**Task description**
Go through the lines below and copy each one that holds the string "globe".

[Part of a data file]
>>>

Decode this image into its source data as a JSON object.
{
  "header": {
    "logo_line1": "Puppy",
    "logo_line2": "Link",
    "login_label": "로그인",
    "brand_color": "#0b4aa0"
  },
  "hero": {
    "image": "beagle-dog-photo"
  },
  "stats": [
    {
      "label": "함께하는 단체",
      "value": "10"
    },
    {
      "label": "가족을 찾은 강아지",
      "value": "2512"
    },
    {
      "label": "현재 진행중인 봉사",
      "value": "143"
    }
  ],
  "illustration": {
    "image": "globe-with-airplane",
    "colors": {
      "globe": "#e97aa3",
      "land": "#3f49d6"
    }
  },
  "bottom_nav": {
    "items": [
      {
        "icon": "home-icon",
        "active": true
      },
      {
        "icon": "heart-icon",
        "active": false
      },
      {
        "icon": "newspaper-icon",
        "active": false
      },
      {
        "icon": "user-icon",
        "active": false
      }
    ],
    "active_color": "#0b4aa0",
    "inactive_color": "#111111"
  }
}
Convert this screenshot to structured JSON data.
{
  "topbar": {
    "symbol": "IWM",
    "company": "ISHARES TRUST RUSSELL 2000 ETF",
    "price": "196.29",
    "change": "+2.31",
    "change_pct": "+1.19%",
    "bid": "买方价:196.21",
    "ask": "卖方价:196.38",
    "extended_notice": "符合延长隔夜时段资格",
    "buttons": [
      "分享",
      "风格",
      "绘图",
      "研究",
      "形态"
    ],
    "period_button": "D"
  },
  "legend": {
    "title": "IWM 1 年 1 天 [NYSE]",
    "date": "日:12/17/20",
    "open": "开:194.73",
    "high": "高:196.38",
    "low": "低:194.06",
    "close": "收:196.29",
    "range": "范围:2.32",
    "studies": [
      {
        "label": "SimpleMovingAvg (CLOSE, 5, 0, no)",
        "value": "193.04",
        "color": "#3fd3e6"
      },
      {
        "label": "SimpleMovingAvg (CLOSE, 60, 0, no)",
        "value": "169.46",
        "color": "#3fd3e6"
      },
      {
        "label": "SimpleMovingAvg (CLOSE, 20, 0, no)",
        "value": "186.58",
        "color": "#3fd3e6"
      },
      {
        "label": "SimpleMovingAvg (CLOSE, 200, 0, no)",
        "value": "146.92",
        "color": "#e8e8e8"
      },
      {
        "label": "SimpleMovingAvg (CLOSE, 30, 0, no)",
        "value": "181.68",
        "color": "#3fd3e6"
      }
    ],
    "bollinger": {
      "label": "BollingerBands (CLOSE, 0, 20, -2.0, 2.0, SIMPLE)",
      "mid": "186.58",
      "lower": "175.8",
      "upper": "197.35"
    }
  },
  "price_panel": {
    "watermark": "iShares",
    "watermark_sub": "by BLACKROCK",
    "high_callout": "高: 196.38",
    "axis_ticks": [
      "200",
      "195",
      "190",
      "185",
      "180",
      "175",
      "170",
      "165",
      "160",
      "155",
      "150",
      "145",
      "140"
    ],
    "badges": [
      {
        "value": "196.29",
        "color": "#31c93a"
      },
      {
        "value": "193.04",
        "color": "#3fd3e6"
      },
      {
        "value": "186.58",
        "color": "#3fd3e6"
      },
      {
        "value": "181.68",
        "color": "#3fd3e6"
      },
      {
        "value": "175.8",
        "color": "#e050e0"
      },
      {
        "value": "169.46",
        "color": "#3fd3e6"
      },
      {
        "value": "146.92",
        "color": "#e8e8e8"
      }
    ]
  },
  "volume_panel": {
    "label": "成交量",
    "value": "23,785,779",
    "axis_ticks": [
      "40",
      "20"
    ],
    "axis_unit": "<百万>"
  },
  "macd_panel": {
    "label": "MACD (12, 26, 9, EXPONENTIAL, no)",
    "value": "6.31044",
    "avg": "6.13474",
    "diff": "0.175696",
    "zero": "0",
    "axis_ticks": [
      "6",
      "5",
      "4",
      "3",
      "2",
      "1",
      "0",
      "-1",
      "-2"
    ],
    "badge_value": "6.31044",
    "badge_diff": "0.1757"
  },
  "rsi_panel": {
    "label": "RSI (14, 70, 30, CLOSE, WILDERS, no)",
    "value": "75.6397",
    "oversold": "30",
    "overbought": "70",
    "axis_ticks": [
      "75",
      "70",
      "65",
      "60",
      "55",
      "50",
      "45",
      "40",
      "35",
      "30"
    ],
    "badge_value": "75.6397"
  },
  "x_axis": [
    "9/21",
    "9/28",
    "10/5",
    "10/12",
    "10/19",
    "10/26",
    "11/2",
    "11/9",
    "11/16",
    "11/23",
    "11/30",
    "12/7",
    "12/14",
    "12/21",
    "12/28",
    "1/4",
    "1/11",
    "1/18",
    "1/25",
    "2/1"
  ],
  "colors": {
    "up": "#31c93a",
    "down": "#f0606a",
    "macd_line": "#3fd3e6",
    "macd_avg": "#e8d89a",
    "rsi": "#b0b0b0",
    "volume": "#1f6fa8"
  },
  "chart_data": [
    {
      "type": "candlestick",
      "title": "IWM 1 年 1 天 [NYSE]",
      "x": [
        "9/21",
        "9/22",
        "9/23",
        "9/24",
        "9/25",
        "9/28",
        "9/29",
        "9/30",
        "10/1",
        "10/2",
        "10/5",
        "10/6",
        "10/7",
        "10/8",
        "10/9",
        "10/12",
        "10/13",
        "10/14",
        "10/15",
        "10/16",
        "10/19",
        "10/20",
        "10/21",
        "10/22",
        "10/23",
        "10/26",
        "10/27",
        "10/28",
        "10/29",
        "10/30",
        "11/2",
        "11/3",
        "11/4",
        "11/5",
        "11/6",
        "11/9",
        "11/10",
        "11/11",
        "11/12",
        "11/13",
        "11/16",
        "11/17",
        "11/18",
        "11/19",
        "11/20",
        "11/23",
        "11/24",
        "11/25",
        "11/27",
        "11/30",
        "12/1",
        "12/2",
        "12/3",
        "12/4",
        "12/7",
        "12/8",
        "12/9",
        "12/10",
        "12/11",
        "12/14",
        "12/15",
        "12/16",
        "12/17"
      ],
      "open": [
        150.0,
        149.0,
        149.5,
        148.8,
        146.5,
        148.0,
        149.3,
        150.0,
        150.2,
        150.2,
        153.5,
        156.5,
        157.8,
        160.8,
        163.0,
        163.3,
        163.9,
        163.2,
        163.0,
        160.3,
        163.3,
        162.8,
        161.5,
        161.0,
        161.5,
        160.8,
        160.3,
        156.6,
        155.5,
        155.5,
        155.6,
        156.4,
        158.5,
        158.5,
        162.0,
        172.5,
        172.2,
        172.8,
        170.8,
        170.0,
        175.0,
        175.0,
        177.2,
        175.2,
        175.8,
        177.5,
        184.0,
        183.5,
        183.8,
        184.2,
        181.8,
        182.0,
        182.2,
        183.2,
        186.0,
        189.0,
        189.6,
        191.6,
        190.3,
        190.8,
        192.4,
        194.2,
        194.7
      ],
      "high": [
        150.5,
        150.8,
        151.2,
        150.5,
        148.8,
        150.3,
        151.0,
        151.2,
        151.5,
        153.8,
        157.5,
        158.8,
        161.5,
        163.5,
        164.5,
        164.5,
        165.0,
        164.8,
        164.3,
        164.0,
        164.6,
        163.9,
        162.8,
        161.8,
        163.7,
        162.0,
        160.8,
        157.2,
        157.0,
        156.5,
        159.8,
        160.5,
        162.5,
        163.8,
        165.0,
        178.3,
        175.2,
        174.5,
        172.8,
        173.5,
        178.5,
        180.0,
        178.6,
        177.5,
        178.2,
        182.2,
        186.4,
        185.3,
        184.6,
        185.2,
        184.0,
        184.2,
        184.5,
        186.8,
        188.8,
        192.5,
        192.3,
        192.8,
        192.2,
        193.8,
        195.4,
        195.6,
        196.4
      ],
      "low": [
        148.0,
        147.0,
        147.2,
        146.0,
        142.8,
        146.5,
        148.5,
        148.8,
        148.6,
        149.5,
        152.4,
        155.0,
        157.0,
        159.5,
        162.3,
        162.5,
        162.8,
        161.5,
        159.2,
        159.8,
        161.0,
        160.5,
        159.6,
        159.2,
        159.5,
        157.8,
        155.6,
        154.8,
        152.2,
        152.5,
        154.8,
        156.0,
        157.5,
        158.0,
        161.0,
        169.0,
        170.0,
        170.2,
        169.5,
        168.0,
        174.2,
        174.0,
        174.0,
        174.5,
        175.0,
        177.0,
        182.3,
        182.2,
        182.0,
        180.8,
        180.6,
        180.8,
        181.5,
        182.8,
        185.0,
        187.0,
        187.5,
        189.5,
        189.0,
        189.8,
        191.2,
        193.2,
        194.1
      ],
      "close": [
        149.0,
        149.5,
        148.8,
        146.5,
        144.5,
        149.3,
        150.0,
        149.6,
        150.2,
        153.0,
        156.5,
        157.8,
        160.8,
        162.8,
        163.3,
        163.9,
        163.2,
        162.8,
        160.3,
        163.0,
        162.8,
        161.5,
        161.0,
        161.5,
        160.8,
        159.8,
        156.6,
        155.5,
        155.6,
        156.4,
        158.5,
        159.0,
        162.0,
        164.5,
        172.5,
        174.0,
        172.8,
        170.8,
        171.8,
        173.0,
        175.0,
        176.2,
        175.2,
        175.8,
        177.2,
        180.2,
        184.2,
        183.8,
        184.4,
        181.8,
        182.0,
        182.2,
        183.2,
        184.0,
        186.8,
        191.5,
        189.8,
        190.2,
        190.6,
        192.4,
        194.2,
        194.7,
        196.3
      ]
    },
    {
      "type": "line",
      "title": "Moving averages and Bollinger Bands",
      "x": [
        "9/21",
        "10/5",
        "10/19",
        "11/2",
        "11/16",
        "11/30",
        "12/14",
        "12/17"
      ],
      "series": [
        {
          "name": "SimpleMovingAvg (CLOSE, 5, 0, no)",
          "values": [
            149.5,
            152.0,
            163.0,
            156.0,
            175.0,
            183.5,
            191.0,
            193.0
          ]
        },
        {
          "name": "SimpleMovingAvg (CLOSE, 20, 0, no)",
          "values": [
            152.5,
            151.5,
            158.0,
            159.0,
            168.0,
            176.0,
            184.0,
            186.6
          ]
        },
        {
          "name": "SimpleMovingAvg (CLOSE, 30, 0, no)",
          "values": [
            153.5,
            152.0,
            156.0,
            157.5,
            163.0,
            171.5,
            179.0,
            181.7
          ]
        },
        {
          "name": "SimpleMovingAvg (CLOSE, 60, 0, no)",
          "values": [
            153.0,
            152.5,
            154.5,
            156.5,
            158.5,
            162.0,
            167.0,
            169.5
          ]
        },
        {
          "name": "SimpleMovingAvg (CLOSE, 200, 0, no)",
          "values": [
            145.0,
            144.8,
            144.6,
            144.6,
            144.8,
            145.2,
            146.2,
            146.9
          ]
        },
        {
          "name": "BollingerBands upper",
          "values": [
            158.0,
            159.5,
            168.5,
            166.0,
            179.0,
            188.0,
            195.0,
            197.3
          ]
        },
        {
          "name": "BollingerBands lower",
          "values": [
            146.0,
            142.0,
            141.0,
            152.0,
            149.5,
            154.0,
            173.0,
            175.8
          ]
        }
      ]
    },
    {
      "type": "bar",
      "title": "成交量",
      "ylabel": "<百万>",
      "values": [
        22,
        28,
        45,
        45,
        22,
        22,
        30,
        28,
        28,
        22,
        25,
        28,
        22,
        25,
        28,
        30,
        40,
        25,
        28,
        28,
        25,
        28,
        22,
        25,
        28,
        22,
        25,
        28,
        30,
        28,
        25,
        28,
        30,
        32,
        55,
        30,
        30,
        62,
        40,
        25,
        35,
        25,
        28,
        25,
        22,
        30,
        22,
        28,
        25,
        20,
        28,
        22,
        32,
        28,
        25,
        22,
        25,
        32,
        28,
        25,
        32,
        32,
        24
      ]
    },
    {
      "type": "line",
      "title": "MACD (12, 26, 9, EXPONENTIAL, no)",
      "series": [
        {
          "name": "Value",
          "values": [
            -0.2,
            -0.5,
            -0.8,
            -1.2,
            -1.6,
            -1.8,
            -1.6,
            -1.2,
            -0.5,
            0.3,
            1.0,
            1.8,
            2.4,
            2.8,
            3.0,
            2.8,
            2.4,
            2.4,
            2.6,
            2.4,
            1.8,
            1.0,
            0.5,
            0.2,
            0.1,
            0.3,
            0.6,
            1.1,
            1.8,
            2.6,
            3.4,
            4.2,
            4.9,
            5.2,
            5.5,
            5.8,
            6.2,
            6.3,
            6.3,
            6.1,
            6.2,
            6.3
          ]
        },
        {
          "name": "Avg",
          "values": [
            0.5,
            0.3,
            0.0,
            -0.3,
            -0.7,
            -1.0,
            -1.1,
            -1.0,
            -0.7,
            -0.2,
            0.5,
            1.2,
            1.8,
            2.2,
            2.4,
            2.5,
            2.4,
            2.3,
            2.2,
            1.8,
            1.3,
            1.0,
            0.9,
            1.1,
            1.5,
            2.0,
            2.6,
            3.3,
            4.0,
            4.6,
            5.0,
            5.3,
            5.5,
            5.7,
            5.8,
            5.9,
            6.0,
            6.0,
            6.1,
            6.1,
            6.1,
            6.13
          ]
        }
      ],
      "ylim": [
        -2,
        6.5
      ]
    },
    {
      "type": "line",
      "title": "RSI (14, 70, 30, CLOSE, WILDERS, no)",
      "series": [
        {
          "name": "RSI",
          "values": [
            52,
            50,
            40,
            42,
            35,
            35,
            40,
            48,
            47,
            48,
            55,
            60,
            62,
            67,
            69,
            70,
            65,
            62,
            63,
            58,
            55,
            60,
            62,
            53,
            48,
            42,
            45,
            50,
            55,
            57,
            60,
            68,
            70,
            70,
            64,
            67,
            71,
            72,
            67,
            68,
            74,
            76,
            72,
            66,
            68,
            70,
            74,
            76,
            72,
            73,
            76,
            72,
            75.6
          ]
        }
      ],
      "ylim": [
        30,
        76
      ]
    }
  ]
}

<<<

**Solution to the exercise**
    "image": "globe-with-airplane",
      "globe": "#e97aa3",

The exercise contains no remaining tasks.